Select the lines below containing the word "actionable".

------------------------------------

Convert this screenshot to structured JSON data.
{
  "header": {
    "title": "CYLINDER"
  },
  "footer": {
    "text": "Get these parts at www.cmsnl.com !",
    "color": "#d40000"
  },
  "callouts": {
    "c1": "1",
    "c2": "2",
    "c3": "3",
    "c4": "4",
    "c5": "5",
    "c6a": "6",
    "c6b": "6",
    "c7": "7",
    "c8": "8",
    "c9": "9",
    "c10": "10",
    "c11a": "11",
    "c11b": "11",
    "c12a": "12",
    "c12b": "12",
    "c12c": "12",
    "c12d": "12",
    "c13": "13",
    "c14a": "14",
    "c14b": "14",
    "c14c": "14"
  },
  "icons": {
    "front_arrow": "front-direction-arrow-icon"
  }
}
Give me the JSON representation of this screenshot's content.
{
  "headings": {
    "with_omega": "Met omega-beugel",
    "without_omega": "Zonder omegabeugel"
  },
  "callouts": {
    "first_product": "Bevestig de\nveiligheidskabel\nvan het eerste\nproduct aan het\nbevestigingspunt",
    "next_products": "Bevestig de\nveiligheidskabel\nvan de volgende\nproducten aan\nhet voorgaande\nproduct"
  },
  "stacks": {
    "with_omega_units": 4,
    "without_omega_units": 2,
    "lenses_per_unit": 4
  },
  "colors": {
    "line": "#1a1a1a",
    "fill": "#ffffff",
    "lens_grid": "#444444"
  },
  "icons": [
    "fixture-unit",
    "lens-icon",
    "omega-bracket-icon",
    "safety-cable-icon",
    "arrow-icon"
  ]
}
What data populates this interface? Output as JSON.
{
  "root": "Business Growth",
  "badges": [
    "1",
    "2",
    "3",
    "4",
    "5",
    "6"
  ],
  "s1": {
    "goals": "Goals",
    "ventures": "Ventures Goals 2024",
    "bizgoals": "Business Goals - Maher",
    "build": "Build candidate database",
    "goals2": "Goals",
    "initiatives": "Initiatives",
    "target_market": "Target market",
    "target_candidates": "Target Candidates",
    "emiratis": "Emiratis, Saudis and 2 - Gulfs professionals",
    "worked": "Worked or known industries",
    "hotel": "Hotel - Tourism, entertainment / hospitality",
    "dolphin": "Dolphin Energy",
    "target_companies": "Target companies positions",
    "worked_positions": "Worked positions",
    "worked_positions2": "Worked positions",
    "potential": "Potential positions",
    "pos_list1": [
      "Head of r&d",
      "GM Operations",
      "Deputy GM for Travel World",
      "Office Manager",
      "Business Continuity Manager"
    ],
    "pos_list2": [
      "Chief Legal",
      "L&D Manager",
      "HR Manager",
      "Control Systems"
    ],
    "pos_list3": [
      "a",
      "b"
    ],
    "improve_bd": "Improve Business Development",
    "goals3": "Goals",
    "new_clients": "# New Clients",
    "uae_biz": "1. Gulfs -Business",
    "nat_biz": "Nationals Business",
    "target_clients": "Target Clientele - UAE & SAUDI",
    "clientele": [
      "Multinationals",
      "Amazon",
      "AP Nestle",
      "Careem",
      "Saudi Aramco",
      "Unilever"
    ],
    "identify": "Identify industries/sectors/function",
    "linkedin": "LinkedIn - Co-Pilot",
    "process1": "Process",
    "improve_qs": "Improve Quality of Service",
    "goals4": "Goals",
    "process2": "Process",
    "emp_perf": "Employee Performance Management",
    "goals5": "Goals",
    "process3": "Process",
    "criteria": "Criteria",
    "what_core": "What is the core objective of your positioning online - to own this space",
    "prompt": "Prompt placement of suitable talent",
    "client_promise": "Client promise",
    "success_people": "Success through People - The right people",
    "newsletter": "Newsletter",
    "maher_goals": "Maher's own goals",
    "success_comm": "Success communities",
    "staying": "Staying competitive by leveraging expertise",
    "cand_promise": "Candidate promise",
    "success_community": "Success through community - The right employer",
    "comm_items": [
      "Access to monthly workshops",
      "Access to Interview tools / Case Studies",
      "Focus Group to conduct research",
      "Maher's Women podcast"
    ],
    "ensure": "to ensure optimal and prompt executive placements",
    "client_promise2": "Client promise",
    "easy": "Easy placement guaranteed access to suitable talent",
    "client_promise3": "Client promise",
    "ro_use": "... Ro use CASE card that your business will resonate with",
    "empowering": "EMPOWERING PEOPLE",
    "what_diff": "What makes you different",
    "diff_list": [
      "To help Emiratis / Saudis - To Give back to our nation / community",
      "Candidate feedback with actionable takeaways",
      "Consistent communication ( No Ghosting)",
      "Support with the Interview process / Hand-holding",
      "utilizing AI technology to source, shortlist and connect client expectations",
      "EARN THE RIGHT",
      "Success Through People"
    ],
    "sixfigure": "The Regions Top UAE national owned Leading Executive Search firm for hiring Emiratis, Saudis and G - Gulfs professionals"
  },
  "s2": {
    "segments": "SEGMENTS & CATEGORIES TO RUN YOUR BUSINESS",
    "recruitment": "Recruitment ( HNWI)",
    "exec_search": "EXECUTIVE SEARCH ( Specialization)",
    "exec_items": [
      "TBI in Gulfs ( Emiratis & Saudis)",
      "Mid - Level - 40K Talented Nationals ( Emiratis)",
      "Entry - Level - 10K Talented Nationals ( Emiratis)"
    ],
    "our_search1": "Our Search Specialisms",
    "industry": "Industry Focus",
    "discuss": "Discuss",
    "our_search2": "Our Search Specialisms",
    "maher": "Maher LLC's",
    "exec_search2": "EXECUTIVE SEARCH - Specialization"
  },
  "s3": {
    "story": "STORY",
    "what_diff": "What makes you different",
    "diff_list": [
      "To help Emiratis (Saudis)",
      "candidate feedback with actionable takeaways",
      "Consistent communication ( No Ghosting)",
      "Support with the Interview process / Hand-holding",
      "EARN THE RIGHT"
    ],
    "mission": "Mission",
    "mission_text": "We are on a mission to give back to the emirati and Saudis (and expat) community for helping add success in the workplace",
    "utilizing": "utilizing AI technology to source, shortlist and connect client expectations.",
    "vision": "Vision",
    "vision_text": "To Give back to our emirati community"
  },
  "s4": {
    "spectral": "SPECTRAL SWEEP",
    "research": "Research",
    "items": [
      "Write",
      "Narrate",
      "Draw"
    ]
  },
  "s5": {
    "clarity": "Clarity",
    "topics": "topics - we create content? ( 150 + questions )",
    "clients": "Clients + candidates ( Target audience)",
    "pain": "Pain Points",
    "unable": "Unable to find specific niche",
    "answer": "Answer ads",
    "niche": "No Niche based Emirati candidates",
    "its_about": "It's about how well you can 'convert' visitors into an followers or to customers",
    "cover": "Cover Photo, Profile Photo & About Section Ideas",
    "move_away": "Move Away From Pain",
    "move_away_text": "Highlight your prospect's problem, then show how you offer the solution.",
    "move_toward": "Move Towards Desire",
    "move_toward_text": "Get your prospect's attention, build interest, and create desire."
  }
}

------------------------------------

- THE RESPONSE -
      "Candidate feedback with actionable takeaways",
      "candidate feedback with actionable takeaways",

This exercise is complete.